(Data tied to figure images)
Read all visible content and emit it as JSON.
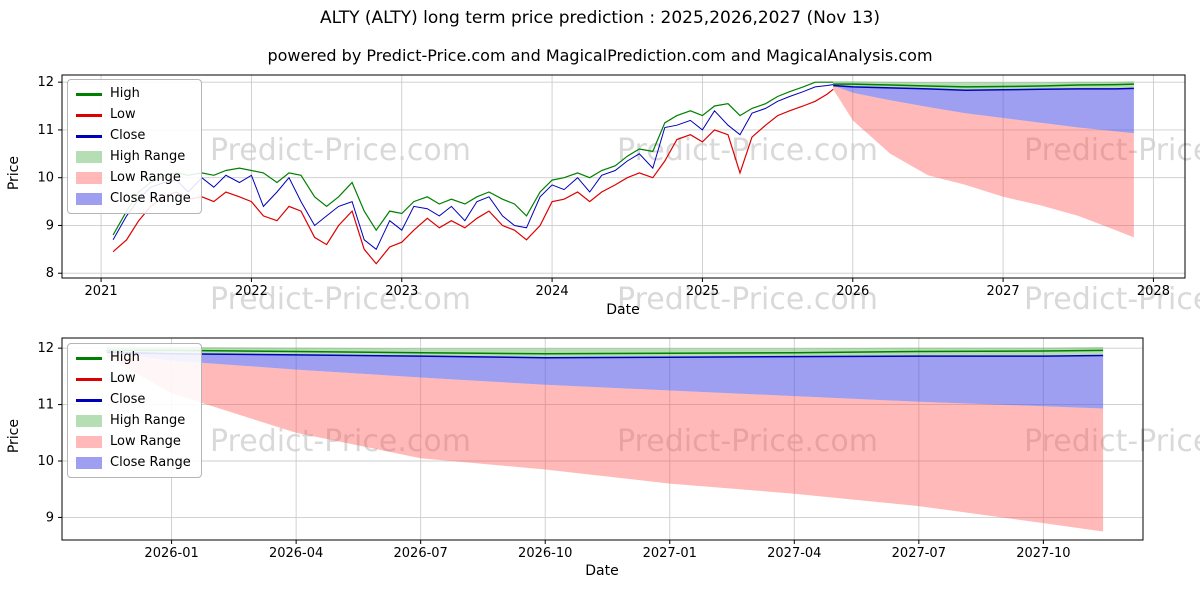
{
  "page": {
    "title": "ALTY (ALTY) long term price prediction : 2025,2026,2027 (Nov 13)",
    "subtitle": "powered by Predict-Price.com and MagicalPrediction.com and MagicalAnalysis.com",
    "watermark": "Predict-Price.com"
  },
  "colors": {
    "high": "#008000",
    "low": "#dd0000",
    "close": "#0000bb",
    "high_range": "rgba(44,160,44,0.35)",
    "low_range": "rgba(255,80,80,0.40)",
    "close_range": "rgba(80,80,230,0.55)",
    "grid": "#cccccc",
    "spine": "#000000",
    "watermark": "rgba(0,0,0,0.15)"
  },
  "legend": {
    "items": [
      {
        "label": "High",
        "swatch": "line",
        "color_key": "high"
      },
      {
        "label": "Low",
        "swatch": "line",
        "color_key": "low"
      },
      {
        "label": "Close",
        "swatch": "line",
        "color_key": "close"
      },
      {
        "label": "High Range",
        "swatch": "patch",
        "color_key": "high_range"
      },
      {
        "label": "Low Range",
        "swatch": "patch",
        "color_key": "low_range"
      },
      {
        "label": "Close Range",
        "swatch": "patch",
        "color_key": "close_range"
      }
    ]
  },
  "chart_data": [
    {
      "type": "line",
      "name": "historical-and-forecast",
      "xlabel": "Date",
      "ylabel": "Price",
      "grid": true,
      "legend_position": "upper left",
      "xlim": [
        2020.74,
        2028.21
      ],
      "ylim": [
        7.9,
        12.15
      ],
      "xticks": [
        {
          "v": 2021,
          "label": "2021"
        },
        {
          "v": 2022,
          "label": "2022"
        },
        {
          "v": 2023,
          "label": "2023"
        },
        {
          "v": 2024,
          "label": "2024"
        },
        {
          "v": 2025,
          "label": "2025"
        },
        {
          "v": 2026,
          "label": "2026"
        },
        {
          "v": 2027,
          "label": "2027"
        },
        {
          "v": 2028,
          "label": "2028"
        }
      ],
      "yticks": [
        8,
        9,
        10,
        11,
        12
      ],
      "historical_note": "columns are x(decimal year), high, low, close",
      "historical": [
        [
          2021.08,
          8.8,
          8.45,
          8.7
        ],
        [
          2021.17,
          9.3,
          8.7,
          9.2
        ],
        [
          2021.25,
          9.7,
          9.1,
          9.55
        ],
        [
          2021.33,
          9.9,
          9.4,
          9.8
        ],
        [
          2021.42,
          10.05,
          9.6,
          9.9
        ],
        [
          2021.5,
          10.1,
          9.7,
          9.95
        ],
        [
          2021.58,
          10.05,
          9.55,
          9.7
        ],
        [
          2021.67,
          10.1,
          9.6,
          10.0
        ],
        [
          2021.75,
          10.05,
          9.5,
          9.8
        ],
        [
          2021.83,
          10.15,
          9.7,
          10.05
        ],
        [
          2021.92,
          10.2,
          9.6,
          9.9
        ],
        [
          2022.0,
          10.15,
          9.5,
          10.05
        ],
        [
          2022.08,
          10.1,
          9.2,
          9.4
        ],
        [
          2022.17,
          9.9,
          9.1,
          9.7
        ],
        [
          2022.25,
          10.1,
          9.4,
          10.0
        ],
        [
          2022.33,
          10.05,
          9.3,
          9.5
        ],
        [
          2022.42,
          9.6,
          8.75,
          9.0
        ],
        [
          2022.5,
          9.4,
          8.6,
          9.2
        ],
        [
          2022.58,
          9.6,
          9.0,
          9.4
        ],
        [
          2022.67,
          9.9,
          9.3,
          9.5
        ],
        [
          2022.75,
          9.3,
          8.5,
          8.7
        ],
        [
          2022.83,
          8.9,
          8.2,
          8.5
        ],
        [
          2022.92,
          9.3,
          8.55,
          9.1
        ],
        [
          2023.0,
          9.25,
          8.65,
          8.9
        ],
        [
          2023.08,
          9.5,
          8.9,
          9.4
        ],
        [
          2023.17,
          9.6,
          9.15,
          9.35
        ],
        [
          2023.25,
          9.45,
          8.95,
          9.2
        ],
        [
          2023.33,
          9.55,
          9.1,
          9.4
        ],
        [
          2023.42,
          9.45,
          8.95,
          9.1
        ],
        [
          2023.5,
          9.6,
          9.15,
          9.5
        ],
        [
          2023.58,
          9.7,
          9.3,
          9.6
        ],
        [
          2023.67,
          9.55,
          9.0,
          9.2
        ],
        [
          2023.75,
          9.45,
          8.9,
          9.0
        ],
        [
          2023.83,
          9.2,
          8.7,
          8.95
        ],
        [
          2023.92,
          9.7,
          9.0,
          9.6
        ],
        [
          2024.0,
          9.95,
          9.5,
          9.85
        ],
        [
          2024.08,
          10.0,
          9.55,
          9.75
        ],
        [
          2024.17,
          10.1,
          9.7,
          10.0
        ],
        [
          2024.25,
          10.0,
          9.5,
          9.7
        ],
        [
          2024.33,
          10.15,
          9.7,
          10.05
        ],
        [
          2024.42,
          10.25,
          9.85,
          10.15
        ],
        [
          2024.5,
          10.45,
          10.0,
          10.35
        ],
        [
          2024.58,
          10.6,
          10.1,
          10.5
        ],
        [
          2024.67,
          10.55,
          10.0,
          10.2
        ],
        [
          2024.75,
          11.15,
          10.35,
          11.05
        ],
        [
          2024.83,
          11.3,
          10.8,
          11.1
        ],
        [
          2024.92,
          11.4,
          10.9,
          11.2
        ],
        [
          2025.0,
          11.3,
          10.75,
          11.0
        ],
        [
          2025.08,
          11.5,
          11.0,
          11.4
        ],
        [
          2025.17,
          11.55,
          10.9,
          11.1
        ],
        [
          2025.25,
          11.3,
          10.1,
          10.9
        ],
        [
          2025.33,
          11.45,
          10.85,
          11.35
        ],
        [
          2025.42,
          11.55,
          11.1,
          11.45
        ],
        [
          2025.5,
          11.7,
          11.3,
          11.6
        ],
        [
          2025.58,
          11.8,
          11.4,
          11.7
        ],
        [
          2025.67,
          11.9,
          11.5,
          11.8
        ],
        [
          2025.75,
          12.0,
          11.6,
          11.9
        ],
        [
          2025.83,
          12.0,
          11.75,
          11.93
        ],
        [
          2025.87,
          12.0,
          11.85,
          11.95
        ]
      ],
      "prediction": {
        "x": [
          2025.87,
          2026.0,
          2026.25,
          2026.5,
          2026.75,
          2027.0,
          2027.25,
          2027.5,
          2027.75,
          2027.87
        ],
        "high_top": [
          12.02,
          12.02,
          12.01,
          12.0,
          12.0,
          12.0,
          12.0,
          12.01,
          12.01,
          12.02
        ],
        "high_line": [
          11.96,
          11.96,
          11.94,
          11.92,
          11.9,
          11.91,
          11.92,
          11.94,
          11.95,
          11.96
        ],
        "high_bottom": [
          11.9,
          11.89,
          11.87,
          11.85,
          11.83,
          11.84,
          11.85,
          11.86,
          11.87,
          11.88
        ],
        "close_line": [
          11.93,
          11.9,
          11.88,
          11.86,
          11.83,
          11.84,
          11.85,
          11.86,
          11.86,
          11.87
        ],
        "close_bottom": [
          11.93,
          11.78,
          11.62,
          11.48,
          11.35,
          11.25,
          11.15,
          11.05,
          10.97,
          10.93
        ],
        "low_bottom": [
          11.85,
          11.2,
          10.5,
          10.05,
          9.85,
          9.6,
          9.42,
          9.2,
          8.9,
          8.75
        ]
      }
    },
    {
      "type": "line",
      "name": "forecast-detail",
      "xlabel": "Date",
      "ylabel": "Price",
      "grid": true,
      "legend_position": "upper left",
      "xlim": [
        2025.78,
        2027.95
      ],
      "ylim": [
        8.6,
        12.18
      ],
      "xticks": [
        {
          "v": 2026.0,
          "label": "2026-01"
        },
        {
          "v": 2026.25,
          "label": "2026-04"
        },
        {
          "v": 2026.5,
          "label": "2026-07"
        },
        {
          "v": 2026.75,
          "label": "2026-10"
        },
        {
          "v": 2027.0,
          "label": "2027-01"
        },
        {
          "v": 2027.25,
          "label": "2027-04"
        },
        {
          "v": 2027.5,
          "label": "2027-07"
        },
        {
          "v": 2027.75,
          "label": "2027-10"
        }
      ],
      "yticks": [
        9,
        10,
        11,
        12
      ],
      "prediction": {
        "x": [
          2025.87,
          2026.0,
          2026.25,
          2026.5,
          2026.75,
          2027.0,
          2027.25,
          2027.5,
          2027.75,
          2027.87
        ],
        "high_top": [
          12.02,
          12.02,
          12.01,
          12.0,
          12.0,
          12.0,
          12.0,
          12.01,
          12.01,
          12.02
        ],
        "high_line": [
          11.96,
          11.96,
          11.94,
          11.92,
          11.9,
          11.91,
          11.92,
          11.94,
          11.95,
          11.96
        ],
        "high_bottom": [
          11.9,
          11.89,
          11.87,
          11.85,
          11.83,
          11.84,
          11.85,
          11.86,
          11.87,
          11.88
        ],
        "close_line": [
          11.93,
          11.9,
          11.88,
          11.86,
          11.83,
          11.84,
          11.85,
          11.86,
          11.86,
          11.87
        ],
        "close_bottom": [
          11.93,
          11.78,
          11.62,
          11.48,
          11.35,
          11.25,
          11.15,
          11.05,
          10.97,
          10.93
        ],
        "low_bottom": [
          11.85,
          11.2,
          10.5,
          10.05,
          9.85,
          9.6,
          9.42,
          9.2,
          8.9,
          8.75
        ]
      }
    }
  ]
}
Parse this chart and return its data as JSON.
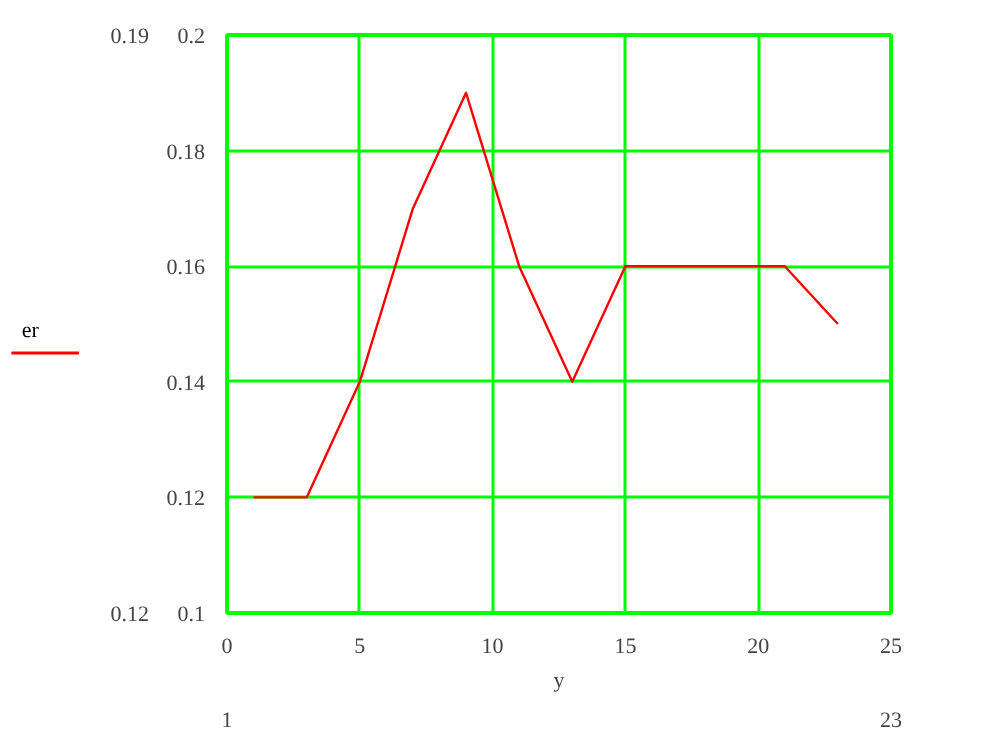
{
  "chart_data": {
    "type": "line",
    "xlabel": "y",
    "x": [
      1,
      3,
      5,
      7,
      9,
      11,
      13,
      15,
      17,
      19,
      21,
      23
    ],
    "series": [
      {
        "name": "er",
        "color": "#ff0000",
        "values": [
          0.12,
          0.12,
          0.14,
          0.17,
          0.19,
          0.16,
          0.14,
          0.16,
          0.16,
          0.16,
          0.16,
          0.15
        ]
      }
    ],
    "xlim": [
      0,
      25
    ],
    "xticks": [
      0,
      5,
      10,
      15,
      20,
      25
    ],
    "ylim": [
      0.1,
      0.2
    ],
    "yticks": [
      0.1,
      0.12,
      0.14,
      0.16,
      0.18,
      0.2
    ],
    "grid": true,
    "legend": "left",
    "marker": "none",
    "line_style": "solid",
    "annotations": [
      "0.19",
      "0.12",
      "1",
      "23"
    ]
  }
}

## PROMPT:
Find how many of the lines above have the word "name" in them. State only that number.

## SOLUTION:
3